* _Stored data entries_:
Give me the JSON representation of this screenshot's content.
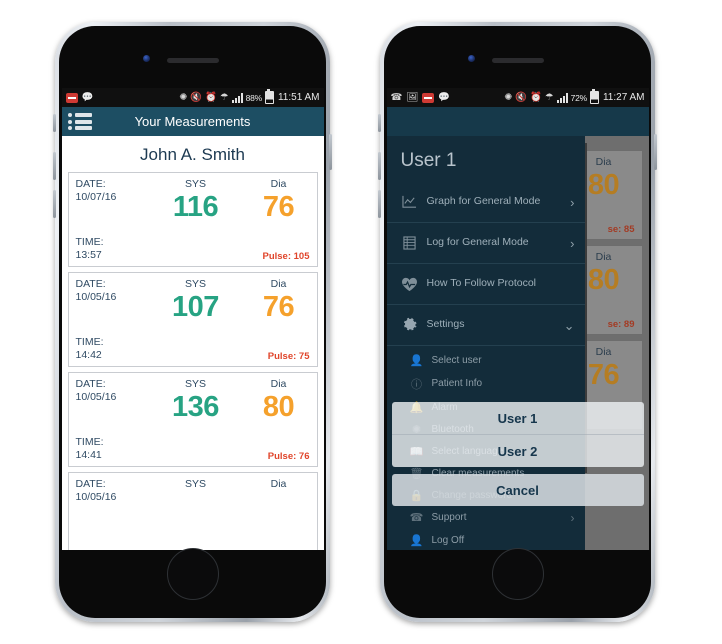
{
  "app": {
    "accent_teal": "#1d4e63",
    "sys_color": "#27a383",
    "dia_color": "#f5a12c",
    "pulse_color": "#e0452b"
  },
  "left_phone": {
    "statusbar": {
      "icons_left": [
        "message-red-icon",
        "chat-icon"
      ],
      "icons_right": [
        "bluetooth-icon",
        "mute-icon",
        "alarm-icon",
        "wifi-icon",
        "signal-icon"
      ],
      "battery_percent": "88%",
      "time": "11:51 AM"
    },
    "appbar": {
      "menu_icon": "list-menu-icon",
      "title": "Your Measurements"
    },
    "patient_name": "John A. Smith",
    "labels": {
      "date": "DATE:",
      "time": "TIME:",
      "sys": "SYS",
      "dia": "Dia"
    },
    "measurements": [
      {
        "date": "10/07/16",
        "time": "13:57",
        "sys": "116",
        "dia": "76",
        "pulse": "Pulse: 105"
      },
      {
        "date": "10/05/16",
        "time": "14:42",
        "sys": "107",
        "dia": "76",
        "pulse": "Pulse: 75"
      },
      {
        "date": "10/05/16",
        "time": "14:41",
        "sys": "136",
        "dia": "80",
        "pulse": "Pulse: 76"
      },
      {
        "date": "10/05/16",
        "time": "",
        "sys": "",
        "dia": "",
        "pulse": ""
      }
    ]
  },
  "right_phone": {
    "statusbar": {
      "icons_left": [
        "phone-icon",
        "image-icon",
        "message-red-icon",
        "chat-icon"
      ],
      "icons_right": [
        "bluetooth-icon",
        "mute-icon",
        "alarm-icon",
        "wifi-icon",
        "signal-icon"
      ],
      "battery_percent": "72%",
      "time": "11:27 AM"
    },
    "appbar": {
      "menu_icon": "list-menu-icon"
    },
    "drawer": {
      "user_title": "User 1",
      "items": [
        {
          "label": "Graph for General Mode",
          "icon": "chart-icon",
          "chevron": "›"
        },
        {
          "label": "Log for General Mode",
          "icon": "log-icon",
          "chevron": "›"
        },
        {
          "label": "How To Follow Protocol",
          "icon": "heart-pulse-icon",
          "chevron": ""
        },
        {
          "label": "Settings",
          "icon": "gear-icon",
          "chevron": "⌄"
        }
      ],
      "settings_items": [
        {
          "label": "Select user",
          "icon": "user-icon"
        },
        {
          "label": "Patient Info",
          "icon": "info-icon"
        },
        {
          "label": "Alarm",
          "icon": "alarm-icon"
        },
        {
          "label": "Bluetooth",
          "icon": "bluetooth-icon"
        },
        {
          "label": "Select language",
          "icon": "book-icon"
        },
        {
          "label": "Clear measurements",
          "icon": "trash-icon"
        },
        {
          "label": "Change password",
          "icon": "lock-icon"
        },
        {
          "label": "Support",
          "icon": "phone-call-icon"
        },
        {
          "label": "Log Off",
          "icon": "user-icon"
        }
      ]
    },
    "dialog": {
      "options": [
        "User 1",
        "User 2"
      ],
      "cancel": "Cancel"
    },
    "background_cards": [
      {
        "dia_label": "Dia",
        "dia": "80",
        "pulse": "se: 85"
      },
      {
        "dia_label": "Dia",
        "dia": "80",
        "pulse": "se: 89"
      },
      {
        "dia_label": "Dia",
        "dia": "76",
        "pulse": ""
      }
    ]
  }
}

* _SHORT PROBLEM_: Copy and report every line where the word "General" is present.

* _PROBLEM SOLUTION_:
          "label": "Graph for General Mode",
          "label": "Log for General Mode",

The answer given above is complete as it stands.